Challenge
Scan the data beneath this task and copy each line that includes "document".

Stored rows
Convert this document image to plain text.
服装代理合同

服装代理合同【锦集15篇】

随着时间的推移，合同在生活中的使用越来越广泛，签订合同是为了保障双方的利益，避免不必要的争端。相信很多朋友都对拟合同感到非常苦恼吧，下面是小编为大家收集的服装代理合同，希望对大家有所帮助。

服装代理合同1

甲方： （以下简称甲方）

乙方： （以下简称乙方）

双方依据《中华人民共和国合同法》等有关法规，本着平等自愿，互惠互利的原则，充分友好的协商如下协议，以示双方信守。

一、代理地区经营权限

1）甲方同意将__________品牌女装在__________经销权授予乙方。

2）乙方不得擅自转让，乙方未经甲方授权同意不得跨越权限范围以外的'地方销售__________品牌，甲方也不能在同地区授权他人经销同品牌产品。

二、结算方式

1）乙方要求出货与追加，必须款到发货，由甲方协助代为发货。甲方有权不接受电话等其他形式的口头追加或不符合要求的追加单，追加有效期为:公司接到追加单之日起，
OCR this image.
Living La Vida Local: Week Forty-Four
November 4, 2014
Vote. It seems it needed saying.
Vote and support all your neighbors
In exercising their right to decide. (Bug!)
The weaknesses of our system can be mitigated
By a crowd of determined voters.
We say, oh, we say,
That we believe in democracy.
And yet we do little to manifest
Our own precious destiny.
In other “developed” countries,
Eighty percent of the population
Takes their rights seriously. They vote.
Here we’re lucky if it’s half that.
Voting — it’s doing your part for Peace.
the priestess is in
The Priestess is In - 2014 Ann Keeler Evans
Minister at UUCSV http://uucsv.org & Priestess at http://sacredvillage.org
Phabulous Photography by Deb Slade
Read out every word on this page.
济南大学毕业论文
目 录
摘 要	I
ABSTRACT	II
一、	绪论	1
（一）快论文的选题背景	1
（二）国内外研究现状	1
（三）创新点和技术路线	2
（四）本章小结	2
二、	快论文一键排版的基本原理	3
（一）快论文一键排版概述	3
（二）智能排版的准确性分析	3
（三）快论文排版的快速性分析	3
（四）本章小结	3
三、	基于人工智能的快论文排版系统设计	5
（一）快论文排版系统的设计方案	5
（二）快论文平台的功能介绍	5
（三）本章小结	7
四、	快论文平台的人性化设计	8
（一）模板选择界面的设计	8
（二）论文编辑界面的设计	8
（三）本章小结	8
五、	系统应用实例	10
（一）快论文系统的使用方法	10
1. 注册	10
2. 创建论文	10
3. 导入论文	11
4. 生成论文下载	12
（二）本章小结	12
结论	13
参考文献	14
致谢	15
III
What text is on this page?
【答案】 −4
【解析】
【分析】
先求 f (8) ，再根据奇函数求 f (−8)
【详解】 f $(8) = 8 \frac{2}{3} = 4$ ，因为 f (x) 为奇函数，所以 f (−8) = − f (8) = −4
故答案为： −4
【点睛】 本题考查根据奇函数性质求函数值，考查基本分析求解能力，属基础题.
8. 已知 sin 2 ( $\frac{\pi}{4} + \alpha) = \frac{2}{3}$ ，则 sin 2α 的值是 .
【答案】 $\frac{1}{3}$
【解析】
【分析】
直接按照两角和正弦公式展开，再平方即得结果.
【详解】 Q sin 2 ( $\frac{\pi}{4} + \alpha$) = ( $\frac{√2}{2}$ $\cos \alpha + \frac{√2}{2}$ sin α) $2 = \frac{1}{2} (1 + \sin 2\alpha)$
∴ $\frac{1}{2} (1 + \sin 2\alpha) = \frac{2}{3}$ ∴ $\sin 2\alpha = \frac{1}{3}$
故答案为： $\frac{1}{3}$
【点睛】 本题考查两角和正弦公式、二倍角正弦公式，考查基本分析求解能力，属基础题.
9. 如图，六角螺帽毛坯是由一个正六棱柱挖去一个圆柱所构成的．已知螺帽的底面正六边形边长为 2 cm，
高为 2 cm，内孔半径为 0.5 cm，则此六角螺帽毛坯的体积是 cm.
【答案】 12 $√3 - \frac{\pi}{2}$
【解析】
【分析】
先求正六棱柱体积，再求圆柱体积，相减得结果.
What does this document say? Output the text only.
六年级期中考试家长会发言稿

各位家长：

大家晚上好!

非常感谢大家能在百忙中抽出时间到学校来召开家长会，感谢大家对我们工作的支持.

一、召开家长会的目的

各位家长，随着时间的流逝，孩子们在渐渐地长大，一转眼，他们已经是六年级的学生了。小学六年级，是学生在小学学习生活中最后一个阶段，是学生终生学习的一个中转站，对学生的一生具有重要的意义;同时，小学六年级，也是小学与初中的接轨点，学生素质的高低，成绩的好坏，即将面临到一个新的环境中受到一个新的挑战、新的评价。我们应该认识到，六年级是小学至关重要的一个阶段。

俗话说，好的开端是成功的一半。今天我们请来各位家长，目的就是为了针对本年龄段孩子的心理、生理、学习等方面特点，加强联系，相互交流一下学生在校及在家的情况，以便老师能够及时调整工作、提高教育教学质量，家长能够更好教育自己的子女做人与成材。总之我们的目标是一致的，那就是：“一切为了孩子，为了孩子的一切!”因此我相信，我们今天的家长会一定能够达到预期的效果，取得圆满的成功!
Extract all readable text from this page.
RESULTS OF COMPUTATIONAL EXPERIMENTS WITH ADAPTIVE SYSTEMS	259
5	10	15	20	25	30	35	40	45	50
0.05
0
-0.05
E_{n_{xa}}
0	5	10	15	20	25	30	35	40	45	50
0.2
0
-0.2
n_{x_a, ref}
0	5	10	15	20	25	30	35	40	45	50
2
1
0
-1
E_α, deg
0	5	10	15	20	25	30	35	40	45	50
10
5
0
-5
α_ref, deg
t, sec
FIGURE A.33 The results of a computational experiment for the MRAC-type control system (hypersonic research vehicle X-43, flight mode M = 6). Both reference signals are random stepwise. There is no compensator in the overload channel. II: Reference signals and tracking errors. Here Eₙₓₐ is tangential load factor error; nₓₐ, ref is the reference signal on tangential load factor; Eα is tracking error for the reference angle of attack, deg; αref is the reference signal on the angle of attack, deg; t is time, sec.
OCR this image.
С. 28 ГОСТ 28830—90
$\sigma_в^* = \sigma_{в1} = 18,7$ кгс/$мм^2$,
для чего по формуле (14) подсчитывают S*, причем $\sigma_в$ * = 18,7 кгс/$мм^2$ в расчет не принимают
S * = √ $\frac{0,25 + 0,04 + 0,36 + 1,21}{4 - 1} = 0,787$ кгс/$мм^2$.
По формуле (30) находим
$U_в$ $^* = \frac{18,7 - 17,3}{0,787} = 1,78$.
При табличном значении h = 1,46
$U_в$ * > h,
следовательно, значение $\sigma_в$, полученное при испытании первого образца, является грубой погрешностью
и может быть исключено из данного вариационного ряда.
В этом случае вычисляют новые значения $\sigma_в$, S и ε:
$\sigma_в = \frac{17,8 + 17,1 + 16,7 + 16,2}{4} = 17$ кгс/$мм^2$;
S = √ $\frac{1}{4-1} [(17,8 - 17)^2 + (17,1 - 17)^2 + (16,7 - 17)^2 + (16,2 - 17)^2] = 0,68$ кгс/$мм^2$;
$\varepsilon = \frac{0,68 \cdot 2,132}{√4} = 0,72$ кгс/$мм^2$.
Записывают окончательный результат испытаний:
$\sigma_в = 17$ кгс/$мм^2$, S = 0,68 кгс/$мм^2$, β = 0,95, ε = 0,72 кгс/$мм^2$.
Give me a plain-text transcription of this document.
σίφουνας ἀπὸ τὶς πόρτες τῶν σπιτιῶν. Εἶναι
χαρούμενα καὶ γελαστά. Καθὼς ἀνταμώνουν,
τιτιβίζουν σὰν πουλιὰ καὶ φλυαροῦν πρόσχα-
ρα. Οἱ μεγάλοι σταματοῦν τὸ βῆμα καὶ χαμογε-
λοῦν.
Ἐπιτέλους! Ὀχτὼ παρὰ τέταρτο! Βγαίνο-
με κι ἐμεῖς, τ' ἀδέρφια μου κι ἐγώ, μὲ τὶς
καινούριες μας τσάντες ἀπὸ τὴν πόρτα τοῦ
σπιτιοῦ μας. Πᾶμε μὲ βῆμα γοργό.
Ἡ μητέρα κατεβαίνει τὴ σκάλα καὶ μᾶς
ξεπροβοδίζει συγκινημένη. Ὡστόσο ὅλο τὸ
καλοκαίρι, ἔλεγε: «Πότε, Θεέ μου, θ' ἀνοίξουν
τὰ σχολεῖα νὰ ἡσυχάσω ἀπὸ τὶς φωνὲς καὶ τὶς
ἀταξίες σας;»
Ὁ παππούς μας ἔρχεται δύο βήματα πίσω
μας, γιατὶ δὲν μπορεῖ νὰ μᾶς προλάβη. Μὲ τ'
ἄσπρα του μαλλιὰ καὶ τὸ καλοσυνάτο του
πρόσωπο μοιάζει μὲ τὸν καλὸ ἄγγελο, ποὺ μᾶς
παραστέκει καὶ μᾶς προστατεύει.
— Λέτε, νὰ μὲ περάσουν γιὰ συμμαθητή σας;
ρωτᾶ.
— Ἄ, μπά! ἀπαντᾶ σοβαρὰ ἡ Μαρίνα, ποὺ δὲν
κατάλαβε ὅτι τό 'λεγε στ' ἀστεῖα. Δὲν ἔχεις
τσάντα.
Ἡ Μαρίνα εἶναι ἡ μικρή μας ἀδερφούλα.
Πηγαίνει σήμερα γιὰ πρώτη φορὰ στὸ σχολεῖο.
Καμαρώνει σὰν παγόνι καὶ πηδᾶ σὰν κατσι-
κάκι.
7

Output of the exercise
Convert this document image to plain text.
What does this document say? Output the text only.
Give me a plain-text transcription of this document.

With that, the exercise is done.